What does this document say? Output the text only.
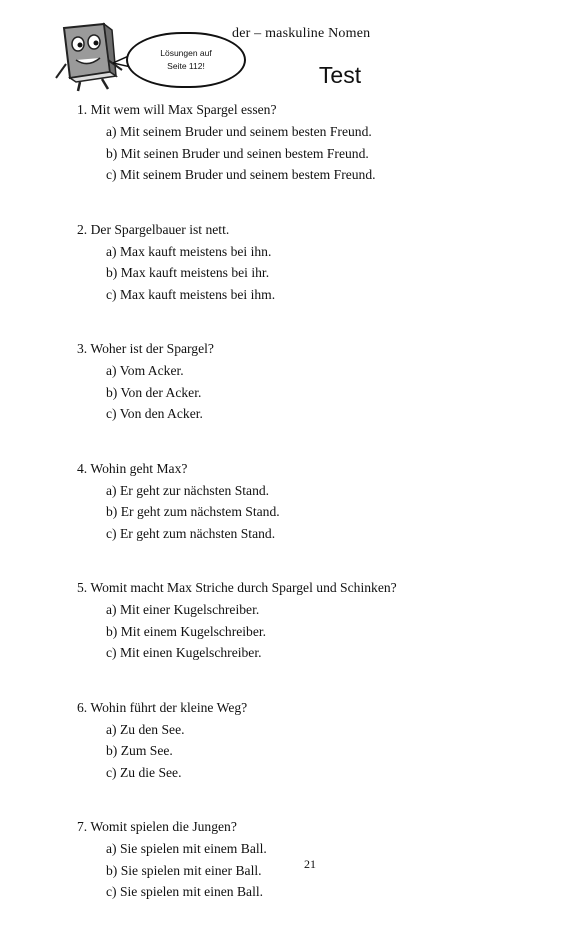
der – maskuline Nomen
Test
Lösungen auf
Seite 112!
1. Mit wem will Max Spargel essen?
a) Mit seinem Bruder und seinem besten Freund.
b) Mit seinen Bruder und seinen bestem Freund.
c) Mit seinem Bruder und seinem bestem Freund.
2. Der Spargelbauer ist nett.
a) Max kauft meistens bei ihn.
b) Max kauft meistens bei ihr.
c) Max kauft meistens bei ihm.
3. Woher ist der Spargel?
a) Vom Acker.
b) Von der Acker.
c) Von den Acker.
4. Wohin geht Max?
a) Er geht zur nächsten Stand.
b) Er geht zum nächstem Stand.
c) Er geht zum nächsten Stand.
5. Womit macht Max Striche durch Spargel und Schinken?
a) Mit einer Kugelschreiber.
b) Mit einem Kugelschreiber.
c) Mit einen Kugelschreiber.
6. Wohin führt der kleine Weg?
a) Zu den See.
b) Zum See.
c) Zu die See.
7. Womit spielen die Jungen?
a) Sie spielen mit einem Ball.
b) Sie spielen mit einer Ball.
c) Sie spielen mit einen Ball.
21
####################
* [What you have to do]:
Omit the pictures, and quote the material above exactly as given.

* [Correct result]:
What does this document say? Output the text only.
der – maskuline Nomen
Test
Lösungen auf
Seite 112!
1. Mit wem will Max Spargel essen?
a) Mit seinem Bruder und seinem besten Freund.
b) Mit seinen Bruder und seinen bestem Freund.
c) Mit seinem Bruder und seinem bestem Freund.
2. Der Spargelbauer ist nett.
a) Max kauft meistens bei ihn.
b) Max kauft meistens bei ihr.
c) Max kauft meistens bei ihm.
3. Woher ist der Spargel?
a) Vom Acker.
b) Von der Acker.
c) Von den Acker.
4. Wohin geht Max?
a) Er geht zur nächsten Stand.
b) Er geht zum nächstem Stand.
c) Er geht zum nächsten Stand.
5. Womit macht Max Striche durch Spargel und Schinken?
a) Mit einer Kugelschreiber.
b) Mit einem Kugelschreiber.
c) Mit einen Kugelschreiber.
6. Wohin führt der kleine Weg?
a) Zu den See.
b) Zum See.
c) Zu die See.
7. Womit spielen die Jungen?
a) Sie spielen mit einem Ball.
b) Sie spielen mit einer Ball.
c) Sie spielen mit einen Ball.
21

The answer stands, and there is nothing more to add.